**Instructions for the task:**
An unchanged copy of all the lines below is expected, and it should contain no pictures.

Records from a collection:
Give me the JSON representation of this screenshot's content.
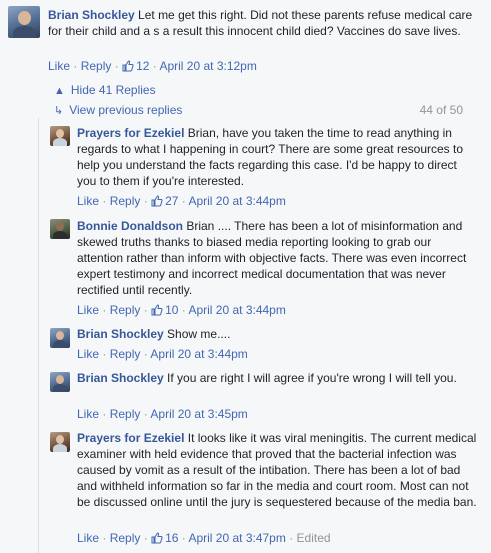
{
  "comments": [
    {
      "author": "Brian Shockley",
      "text": "Let me get this right. Did not these parents refuse medical care for their child and a s a result this innocent child died? Vaccines do save lives.",
      "like": "Like",
      "reply": "Reply",
      "likes": "12",
      "time": "April 20 at 3:12pm"
    }
  ],
  "thread": {
    "hide_label": "Hide 41 Replies",
    "view_previous": "View previous replies",
    "counter": "44 of 50"
  },
  "replies": [
    {
      "author": "Prayers for Ezekiel",
      "text": "Brian, have you taken the time to read anything in regards to what I happening in court? There are some great resources to help you understand the facts regarding this case. I'd be happy to direct you to them if you're interested.",
      "like": "Like",
      "reply": "Reply",
      "likes": "27",
      "time": "April 20 at 3:44pm"
    },
    {
      "author": "Bonnie Donaldson",
      "text": "Brian .... There has been a lot of misinformation and skewed truths thanks to biased media reporting looking to grab our attention rather than inform with objective facts. There was even incorrect expert testimony and incorrect medical documentation that was never rectified until recently.",
      "like": "Like",
      "reply": "Reply",
      "likes": "10",
      "time": "April 20 at 3:44pm"
    },
    {
      "author": "Brian Shockley",
      "text": "Show me....",
      "like": "Like",
      "reply": "Reply",
      "likes": "",
      "time": "April 20 at 3:44pm"
    },
    {
      "author": "Brian Shockley",
      "text": "If you are right I will agree if you're wrong I will tell you.",
      "like": "Like",
      "reply": "Reply",
      "likes": "",
      "time": "April 20 at 3:45pm"
    },
    {
      "author": "Prayers for Ezekiel",
      "text": "It looks like it was viral meningitis. The current medical examiner with held evidence that proved that the bacterial infection was caused by vomit as a result of the intibation. There has been a lot of bad and withheld information so far in the media and court room. Most can not be discussed online until the jury is sequestered because of the media ban.",
      "like": "Like",
      "reply": "Reply",
      "likes": "16",
      "time": "April 20 at 3:47pm",
      "edited": "Edited"
    }
  ],
  "colors": {
    "link": "#4267b2",
    "author": "#365899",
    "meta": "#90949c",
    "background": "#f6f7f9"
  },
  "icons": {
    "like": "thumbs-up-icon",
    "collapse": "caret-up-icon",
    "expand": "reply-arrow-icon"
  }
}
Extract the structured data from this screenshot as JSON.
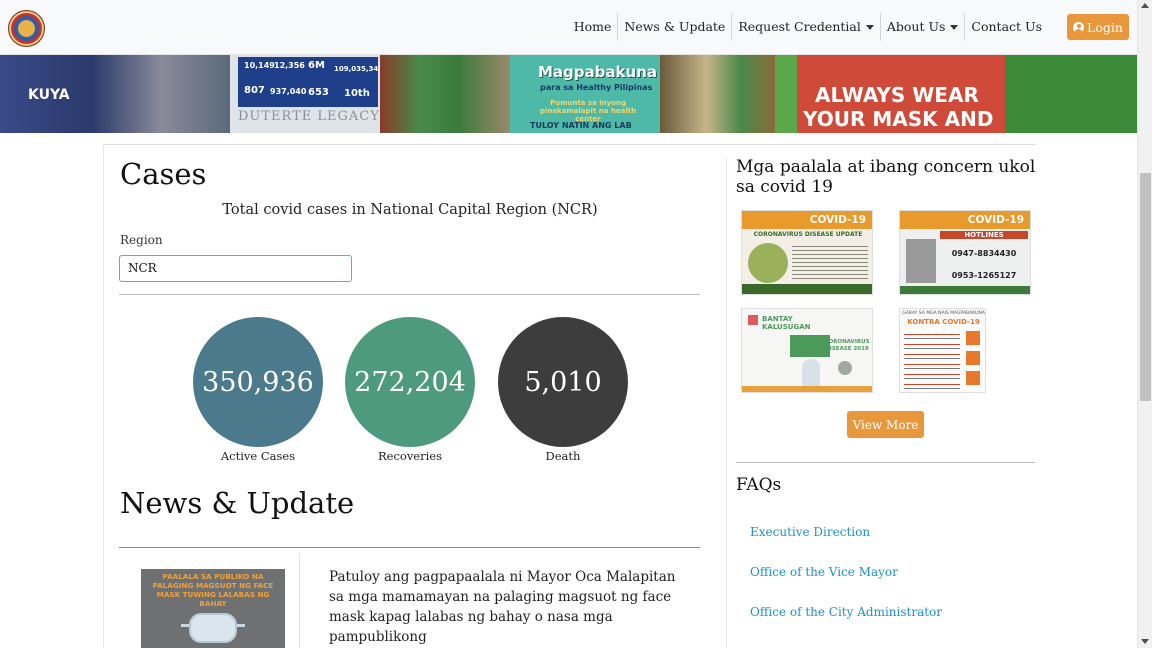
{
  "nav": {
    "items": [
      {
        "label": "Home",
        "dropdown": false
      },
      {
        "label": "News & Update",
        "dropdown": false
      },
      {
        "label": "Request Credential",
        "dropdown": true
      },
      {
        "label": "About Us",
        "dropdown": true
      },
      {
        "label": "Contact Us",
        "dropdown": false
      }
    ],
    "login_label": "Login"
  },
  "banner": {
    "stats_panel": [
      "10,149",
      "12,356",
      "6M",
      "109,035,343",
      "807",
      "937,040",
      "653",
      "10th"
    ],
    "legacy_text": "DUTERTE LEGACY",
    "kuya_text": "KUYA",
    "poster_title": "Magpabakuna",
    "poster_sub": "para sa Healthy Pilipinas",
    "poster_line2": "Pumunta sa inyong pinakamalapit na health center",
    "poster_bottom": "TULOY NATIN ANG LAB",
    "sign_line1": "ALWAYS WEAR",
    "sign_line2": "YOUR MASK AND"
  },
  "cases": {
    "title": "Cases",
    "subtitle": "Total covid cases in National Capital Region (NCR)",
    "region_label": "Region",
    "region_value": "NCR",
    "stats": [
      {
        "value": "350,936",
        "label": "Active Cases",
        "color": "#4a7a8c"
      },
      {
        "value": "272,204",
        "label": "Recoveries",
        "color": "#4d9a7f"
      },
      {
        "value": "5,010",
        "label": "Death",
        "color": "#3d3d3d"
      }
    ]
  },
  "news": {
    "title": "News & Update",
    "thumb_text": "PAALALA SA PUBLIKO NA PALAGING MAGSUOT NG FACE MASK TUWING LALABAS NG BAHAY",
    "excerpt": "Patuloy ang pagpapaalala ni Mayor Oca Malapitan sa mga mamamayan na palaging magsuot ng face mask kapag lalabas ng bahay o nasa mga pampublikong"
  },
  "sidebar": {
    "reminders_title": "Mga paalala at ibang concern ukol sa covid 19",
    "posters": [
      {
        "title": "COVID-19",
        "subtitle": "CORONAVIRUS DISEASE UPDATE",
        "accent": "#e89a2c"
      },
      {
        "title": "COVID-19",
        "subtitle": "HOTLINES",
        "accent": "#e89a2c",
        "lines": [
          "0947-8834430",
          "0953-1265127"
        ]
      },
      {
        "title": "BANTAY KALUSUGAN",
        "subtitle": "CORONAVIRUS DISEASE 2019",
        "accent": "#4c9a5a"
      },
      {
        "title": "KONTRA COVID-19",
        "subtitle": "GABAY SA MGA NAIS MAGPABAKUNA",
        "accent": "#e8782c"
      }
    ],
    "view_more_label": "View More",
    "faqs_title": "FAQs",
    "faq_links": [
      "Executive Direction",
      "Office of the Vice Mayor",
      "Office of the City Administrator"
    ]
  }
}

**Your response:**
Give me the JSON representation of this screenshot's content.
{
  "comments": [
    {
      "author": "Brian Shockley",
      "text": "Let me get this right. Did not these parents refuse medical care for their child and a s a result this innocent child died? Vaccines do save lives.",
      "like": "Like",
      "reply": "Reply",
      "likes": "12",
      "time": "April 20 at 3:12pm"
    }
  ],
  "thread": {
    "hide_label": "Hide 41 Replies",
    "view_previous": "View previous replies",
    "counter": "44 of 50"
  },
  "replies": [
    {
      "author": "Prayers for Ezekiel",
      "text": "Brian, have you taken the time to read anything in regards to what I happening in court? There are some great resources to help you understand the facts regarding this case. I'd be happy to direct you to them if you're interested.",
      "like": "Like",
      "reply": "Reply",
      "likes": "27",
      "time": "April 20 at 3:44pm"
    },
    {
      "author": "Bonnie Donaldson",
      "text": "Brian .... There has been a lot of misinformation and skewed truths thanks to biased media reporting looking to grab our attention rather than inform with objective facts. There was even incorrect expert testimony and incorrect medical documentation that was never rectified until recently.",
      "like": "Like",
      "reply": "Reply",
      "likes": "10",
      "time": "April 20 at 3:44pm"
    },
    {
      "author": "Brian Shockley",
      "text": "Show me....",
      "like": "Like",
      "reply": "Reply",
      "likes": "",
      "time": "April 20 at 3:44pm"
    },
    {
      "author": "Brian Shockley",
      "text": "If you are right I will agree if you're wrong I will tell you.",
      "like": "Like",
      "reply": "Reply",
      "likes": "",
      "time": "April 20 at 3:45pm"
    },
    {
      "author": "Prayers for Ezekiel",
      "text": "It looks like it was viral meningitis. The current medical examiner with held evidence that proved that the bacterial infection was caused by vomit as a result of the intibation. There has been a lot of bad and withheld information so far in the media and court room. Most can not be discussed online until the jury is sequestered because of the media ban.",
      "like": "Like",
      "reply": "Reply",
      "likes": "16",
      "time": "April 20 at 3:47pm",
      "edited": "Edited"
    }
  ],
  "colors": {
    "link": "#4267b2",
    "author": "#365899",
    "meta": "#90949c",
    "background": "#f6f7f9"
  },
  "icons": {
    "like": "thumbs-up-icon",
    "collapse": "caret-up-icon",
    "expand": "reply-arrow-icon"
  }
}
Extract the structured data from this screenshot as JSON.
{
  "nav": {
    "items": [
      {
        "label": "Home",
        "dropdown": false
      },
      {
        "label": "News & Update",
        "dropdown": false
      },
      {
        "label": "Request Credential",
        "dropdown": true
      },
      {
        "label": "About Us",
        "dropdown": true
      },
      {
        "label": "Contact Us",
        "dropdown": false
      }
    ],
    "login_label": "Login"
  },
  "banner": {
    "stats_panel": [
      "10,149",
      "12,356",
      "6M",
      "109,035,343",
      "807",
      "937,040",
      "653",
      "10th"
    ],
    "legacy_text": "DUTERTE LEGACY",
    "kuya_text": "KUYA",
    "poster_title": "Magpabakuna",
    "poster_sub": "para sa Healthy Pilipinas",
    "poster_line2": "Pumunta sa inyong pinakamalapit na health center",
    "poster_bottom": "TULOY NATIN ANG LAB",
    "sign_line1": "ALWAYS WEAR",
    "sign_line2": "YOUR MASK AND"
  },
  "cases": {
    "title": "Cases",
    "subtitle": "Total covid cases in National Capital Region (NCR)",
    "region_label": "Region",
    "region_value": "NCR",
    "stats": [
      {
        "value": "350,936",
        "label": "Active Cases",
        "color": "#4a7a8c"
      },
      {
        "value": "272,204",
        "label": "Recoveries",
        "color": "#4d9a7f"
      },
      {
        "value": "5,010",
        "label": "Death",
        "color": "#3d3d3d"
      }
    ]
  },
  "news": {
    "title": "News & Update",
    "thumb_text": "PAALALA SA PUBLIKO NA PALAGING MAGSUOT NG FACE MASK TUWING LALABAS NG BAHAY",
    "excerpt": "Patuloy ang pagpapaalala ni Mayor Oca Malapitan sa mga mamamayan na palaging magsuot ng face mask kapag lalabas ng bahay o nasa mga pampublikong"
  },
  "sidebar": {
    "reminders_title": "Mga paalala at ibang concern ukol sa covid 19",
    "posters": [
      {
        "title": "COVID-19",
        "subtitle": "CORONAVIRUS DISEASE UPDATE",
        "accent": "#e89a2c"
      },
      {
        "title": "COVID-19",
        "subtitle": "HOTLINES",
        "accent": "#e89a2c",
        "lines": [
          "0947-8834430",
          "0953-1265127"
        ]
      },
      {
        "title": "BANTAY KALUSUGAN",
        "subtitle": "CORONAVIRUS DISEASE 2019",
        "accent": "#4c9a5a"
      },
      {
        "title": "KONTRA COVID-19",
        "subtitle": "GABAY SA MGA NAIS MAGPABAKUNA",
        "accent": "#e8782c"
      }
    ],
    "view_more_label": "View More",
    "faqs_title": "FAQs",
    "faq_links": [
      "Executive Direction",
      "Office of the Vice Mayor",
      "Office of the City Administrator"
    ]
  }
}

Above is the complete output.